**Directive:**
Find each line with "this" and copy it.
* start Data supplied *
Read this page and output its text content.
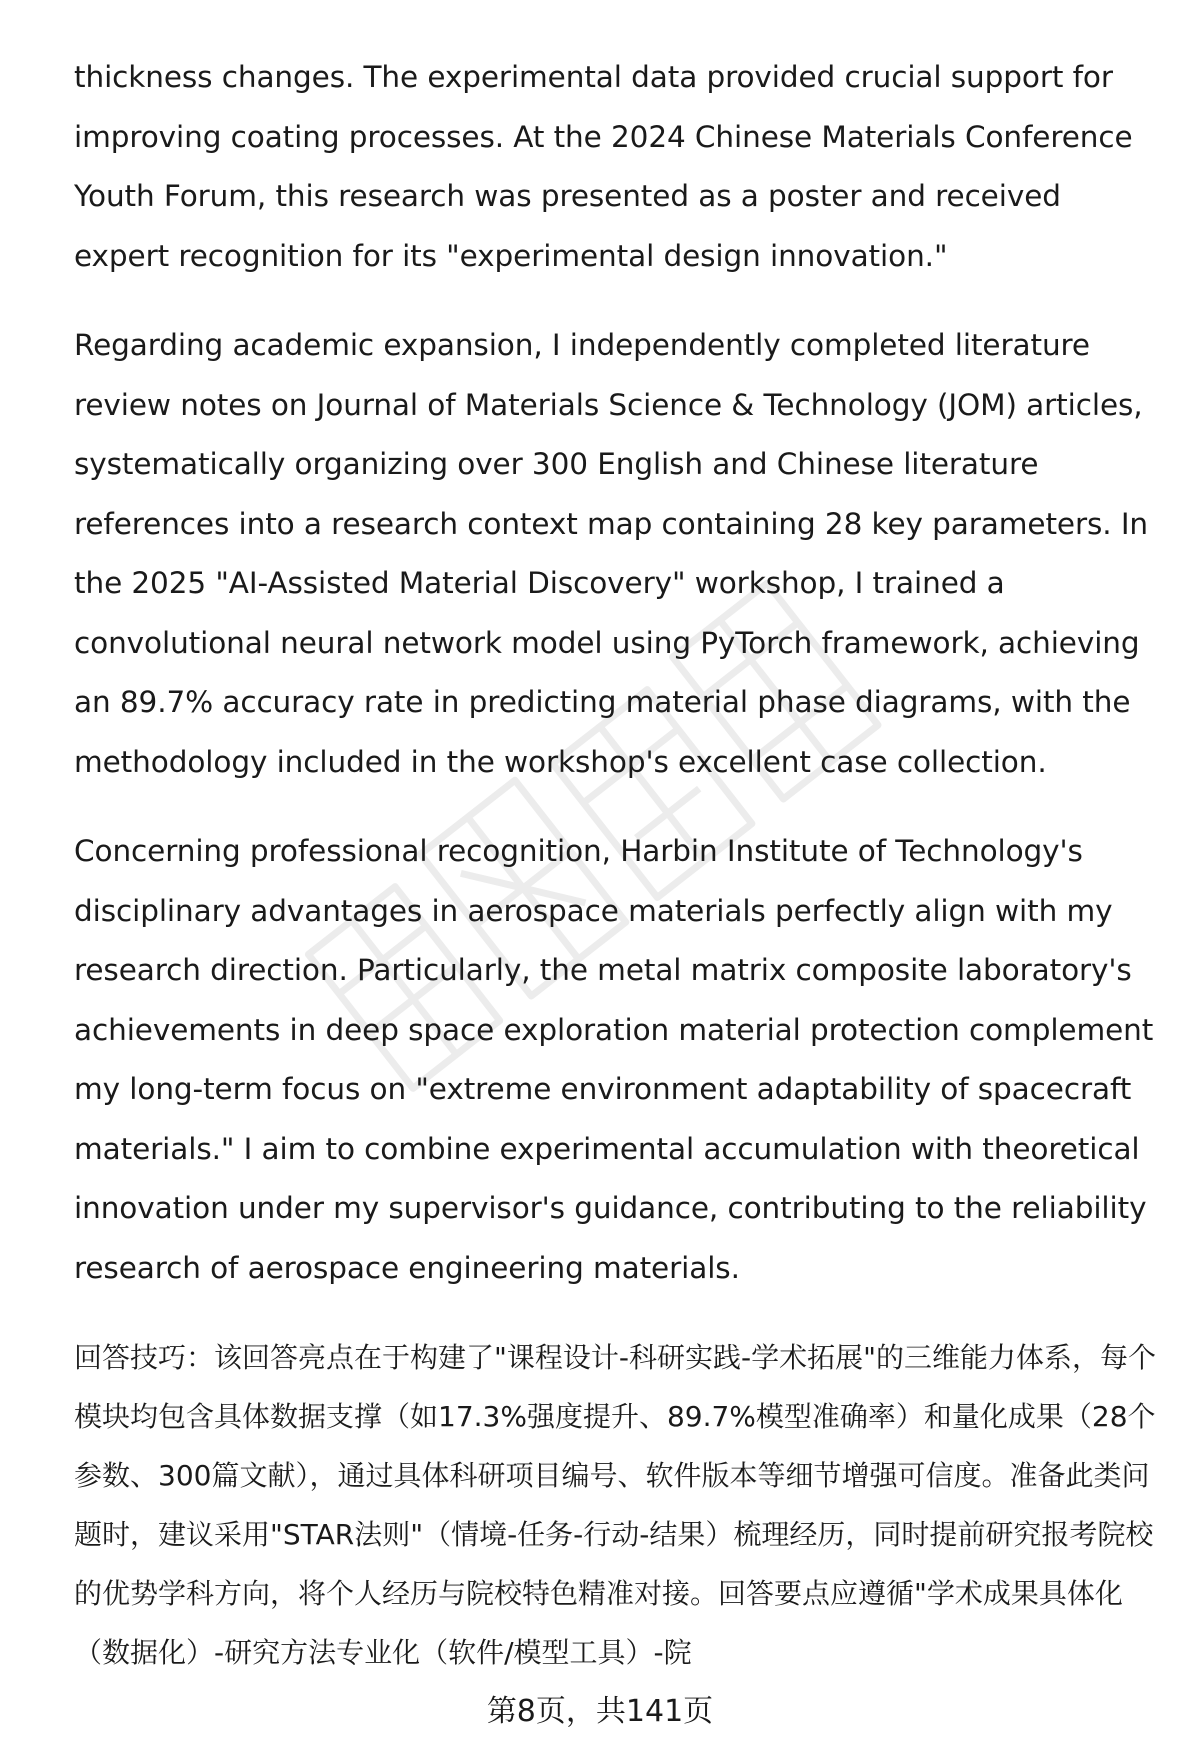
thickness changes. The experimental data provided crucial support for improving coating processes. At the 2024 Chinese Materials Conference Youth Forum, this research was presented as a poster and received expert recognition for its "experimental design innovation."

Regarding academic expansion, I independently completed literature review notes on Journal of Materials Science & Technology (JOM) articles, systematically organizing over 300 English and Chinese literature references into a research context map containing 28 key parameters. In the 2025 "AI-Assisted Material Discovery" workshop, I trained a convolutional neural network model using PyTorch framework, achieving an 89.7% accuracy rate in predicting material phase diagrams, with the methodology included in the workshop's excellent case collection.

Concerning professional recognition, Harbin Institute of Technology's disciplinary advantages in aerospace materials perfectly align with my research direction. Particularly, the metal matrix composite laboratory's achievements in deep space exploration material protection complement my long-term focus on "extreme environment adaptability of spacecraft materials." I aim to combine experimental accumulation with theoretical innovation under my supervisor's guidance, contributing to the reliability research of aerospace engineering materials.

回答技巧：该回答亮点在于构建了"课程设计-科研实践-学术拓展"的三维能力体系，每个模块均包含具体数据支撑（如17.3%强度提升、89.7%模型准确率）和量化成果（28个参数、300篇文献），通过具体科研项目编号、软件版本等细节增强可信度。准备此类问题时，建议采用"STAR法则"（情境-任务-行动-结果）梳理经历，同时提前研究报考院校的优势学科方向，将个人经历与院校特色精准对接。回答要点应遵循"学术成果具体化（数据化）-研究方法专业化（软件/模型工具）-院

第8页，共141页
* end Data supplied *
* start Data supplied *
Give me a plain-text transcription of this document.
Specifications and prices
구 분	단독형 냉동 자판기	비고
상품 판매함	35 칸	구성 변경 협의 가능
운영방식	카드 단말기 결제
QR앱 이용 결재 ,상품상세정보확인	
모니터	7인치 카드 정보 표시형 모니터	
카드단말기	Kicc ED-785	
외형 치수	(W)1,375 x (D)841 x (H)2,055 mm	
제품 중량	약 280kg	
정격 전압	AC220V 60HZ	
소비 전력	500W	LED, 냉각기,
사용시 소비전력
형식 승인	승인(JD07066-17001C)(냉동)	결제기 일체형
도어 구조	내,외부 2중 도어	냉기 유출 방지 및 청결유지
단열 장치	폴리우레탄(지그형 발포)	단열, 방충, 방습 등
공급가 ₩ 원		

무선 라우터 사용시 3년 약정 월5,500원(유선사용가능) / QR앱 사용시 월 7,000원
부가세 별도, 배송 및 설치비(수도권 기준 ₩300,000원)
* end Data supplied *
**Output:**
Read this page and output its text content.
thickness changes. The experimental data provided crucial support for improving coating processes. At the 2024 Chinese Materials Conference Youth Forum, this research was presented as a poster and received expert recognition for its "experimental design innovation."
Give me a plain-text transcription of this document.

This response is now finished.